* **Stated problem**
Find every line in the records below that contains the word "this", and copy each such line.

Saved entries
* * * * * * *
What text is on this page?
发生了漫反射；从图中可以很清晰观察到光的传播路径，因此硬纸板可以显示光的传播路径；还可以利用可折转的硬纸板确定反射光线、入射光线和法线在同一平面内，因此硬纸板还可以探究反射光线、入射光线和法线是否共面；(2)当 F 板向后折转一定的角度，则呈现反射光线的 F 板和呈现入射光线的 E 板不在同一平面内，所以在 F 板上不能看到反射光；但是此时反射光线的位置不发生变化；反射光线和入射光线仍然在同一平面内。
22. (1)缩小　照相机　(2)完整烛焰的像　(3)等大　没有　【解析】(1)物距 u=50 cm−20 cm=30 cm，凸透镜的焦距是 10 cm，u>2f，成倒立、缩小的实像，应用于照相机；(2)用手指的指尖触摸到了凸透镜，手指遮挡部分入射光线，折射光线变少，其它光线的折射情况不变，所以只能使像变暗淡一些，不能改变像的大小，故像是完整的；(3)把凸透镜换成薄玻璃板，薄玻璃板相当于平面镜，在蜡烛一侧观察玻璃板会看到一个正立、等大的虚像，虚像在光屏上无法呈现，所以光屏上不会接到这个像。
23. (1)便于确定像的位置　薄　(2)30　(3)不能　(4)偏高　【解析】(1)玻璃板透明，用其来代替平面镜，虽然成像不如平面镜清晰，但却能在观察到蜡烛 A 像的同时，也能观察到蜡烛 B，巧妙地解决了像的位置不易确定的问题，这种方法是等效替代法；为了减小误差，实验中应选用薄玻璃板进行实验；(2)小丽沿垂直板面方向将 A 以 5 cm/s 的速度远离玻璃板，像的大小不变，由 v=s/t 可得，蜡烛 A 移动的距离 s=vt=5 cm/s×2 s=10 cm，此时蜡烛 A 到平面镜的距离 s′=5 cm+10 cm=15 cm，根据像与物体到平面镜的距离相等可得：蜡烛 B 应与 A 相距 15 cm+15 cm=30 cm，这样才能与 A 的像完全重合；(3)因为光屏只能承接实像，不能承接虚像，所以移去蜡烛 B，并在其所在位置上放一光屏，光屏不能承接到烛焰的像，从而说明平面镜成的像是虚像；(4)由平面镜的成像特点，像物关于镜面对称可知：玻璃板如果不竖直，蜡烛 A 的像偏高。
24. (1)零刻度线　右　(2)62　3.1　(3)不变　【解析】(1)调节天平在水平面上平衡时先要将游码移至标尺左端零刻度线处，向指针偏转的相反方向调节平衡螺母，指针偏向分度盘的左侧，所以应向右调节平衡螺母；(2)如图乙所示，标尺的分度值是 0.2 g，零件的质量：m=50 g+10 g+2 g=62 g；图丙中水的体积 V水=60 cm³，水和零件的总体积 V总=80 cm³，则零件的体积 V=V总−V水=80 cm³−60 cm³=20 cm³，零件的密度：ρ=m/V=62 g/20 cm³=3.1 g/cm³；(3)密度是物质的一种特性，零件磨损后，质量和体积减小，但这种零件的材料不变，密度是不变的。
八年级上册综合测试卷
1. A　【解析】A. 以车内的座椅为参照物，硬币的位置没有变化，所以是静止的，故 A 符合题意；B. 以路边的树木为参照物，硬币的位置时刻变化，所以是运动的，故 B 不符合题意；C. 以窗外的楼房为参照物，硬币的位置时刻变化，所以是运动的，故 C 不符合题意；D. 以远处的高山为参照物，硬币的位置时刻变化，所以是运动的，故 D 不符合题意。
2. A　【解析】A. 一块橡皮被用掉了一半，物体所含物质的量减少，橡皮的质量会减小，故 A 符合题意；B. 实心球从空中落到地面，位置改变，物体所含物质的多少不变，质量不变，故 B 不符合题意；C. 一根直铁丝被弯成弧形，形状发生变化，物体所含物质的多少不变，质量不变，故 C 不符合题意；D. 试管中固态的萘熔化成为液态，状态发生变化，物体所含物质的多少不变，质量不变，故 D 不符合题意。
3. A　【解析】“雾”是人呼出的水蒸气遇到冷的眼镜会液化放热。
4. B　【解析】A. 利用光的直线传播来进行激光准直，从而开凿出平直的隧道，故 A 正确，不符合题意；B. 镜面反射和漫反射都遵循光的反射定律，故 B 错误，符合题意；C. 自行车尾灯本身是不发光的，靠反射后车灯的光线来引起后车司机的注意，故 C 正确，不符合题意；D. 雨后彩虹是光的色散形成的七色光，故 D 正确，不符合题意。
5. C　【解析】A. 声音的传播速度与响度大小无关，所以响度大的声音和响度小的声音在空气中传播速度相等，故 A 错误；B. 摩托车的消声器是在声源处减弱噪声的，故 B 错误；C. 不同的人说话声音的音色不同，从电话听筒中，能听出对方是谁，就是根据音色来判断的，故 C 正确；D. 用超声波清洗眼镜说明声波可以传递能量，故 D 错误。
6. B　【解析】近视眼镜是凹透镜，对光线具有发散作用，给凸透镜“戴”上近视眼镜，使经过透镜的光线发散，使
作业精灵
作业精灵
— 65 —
* * * * * * *
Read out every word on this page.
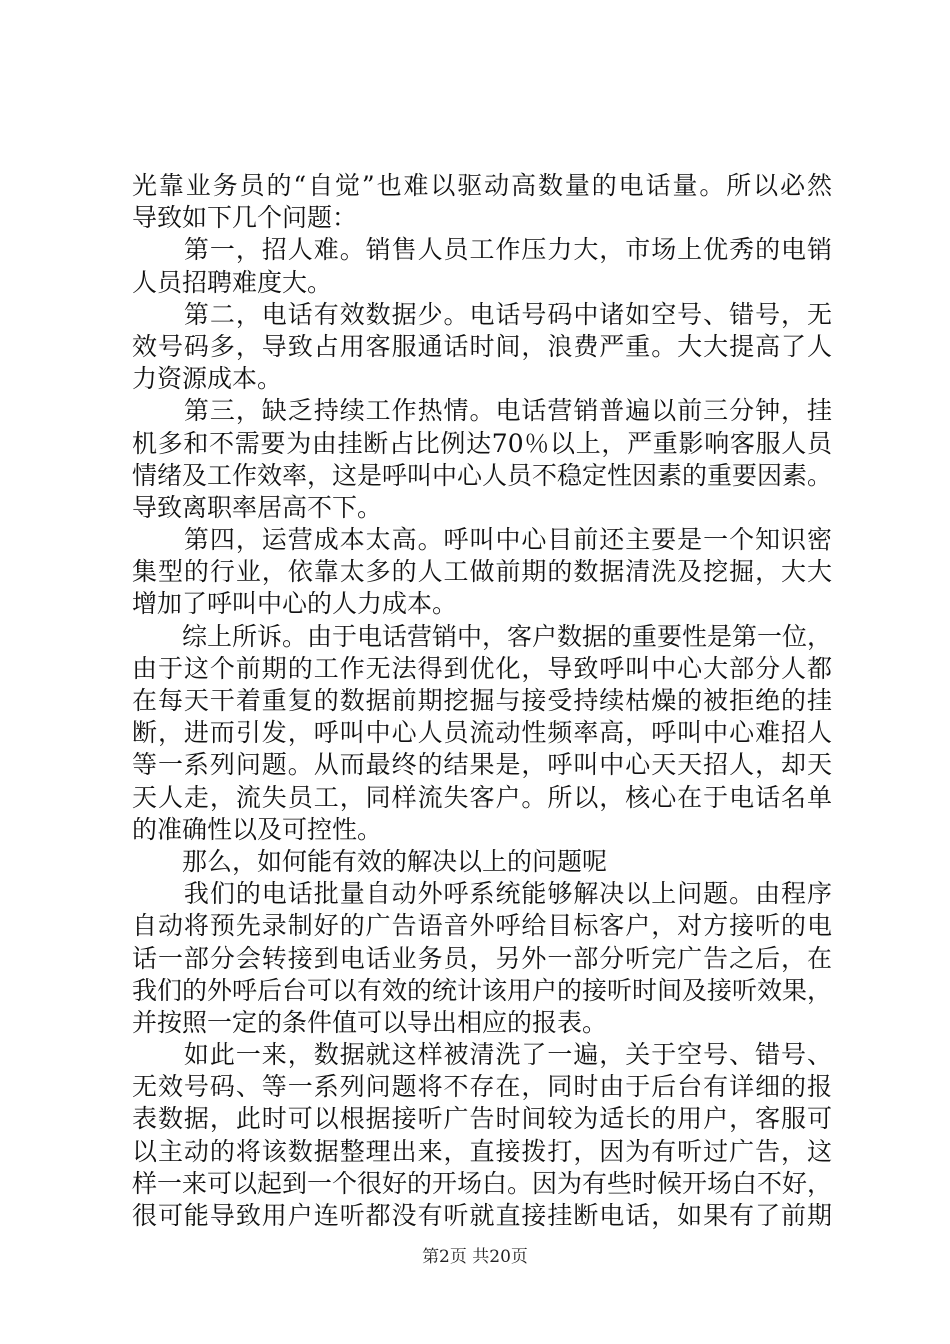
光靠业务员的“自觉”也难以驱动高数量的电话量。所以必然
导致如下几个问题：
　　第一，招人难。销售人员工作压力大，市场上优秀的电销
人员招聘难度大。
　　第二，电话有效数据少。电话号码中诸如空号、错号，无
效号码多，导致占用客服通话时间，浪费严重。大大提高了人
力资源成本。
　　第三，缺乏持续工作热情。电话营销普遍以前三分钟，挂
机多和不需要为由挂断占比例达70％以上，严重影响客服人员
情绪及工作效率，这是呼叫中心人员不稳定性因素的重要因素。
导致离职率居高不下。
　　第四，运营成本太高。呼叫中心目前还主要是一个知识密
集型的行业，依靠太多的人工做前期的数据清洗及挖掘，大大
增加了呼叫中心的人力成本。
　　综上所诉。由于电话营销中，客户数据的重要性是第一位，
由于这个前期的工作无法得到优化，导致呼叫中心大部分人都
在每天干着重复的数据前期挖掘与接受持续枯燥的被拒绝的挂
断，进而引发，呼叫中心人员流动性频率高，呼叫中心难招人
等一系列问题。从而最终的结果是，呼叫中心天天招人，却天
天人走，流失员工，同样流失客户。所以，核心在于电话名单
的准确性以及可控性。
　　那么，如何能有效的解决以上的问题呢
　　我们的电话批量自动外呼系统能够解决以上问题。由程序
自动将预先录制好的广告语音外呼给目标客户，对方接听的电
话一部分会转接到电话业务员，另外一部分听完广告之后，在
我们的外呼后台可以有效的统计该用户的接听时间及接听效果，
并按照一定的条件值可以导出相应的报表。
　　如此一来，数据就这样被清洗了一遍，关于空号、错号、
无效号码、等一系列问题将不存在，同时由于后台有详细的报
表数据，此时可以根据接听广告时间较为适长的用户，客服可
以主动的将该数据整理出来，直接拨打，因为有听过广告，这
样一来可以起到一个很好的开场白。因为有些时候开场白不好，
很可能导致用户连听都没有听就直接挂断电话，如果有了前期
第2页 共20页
* * * * * * *
* **Exercise output**
What text is on this page?
Read out every word on this page.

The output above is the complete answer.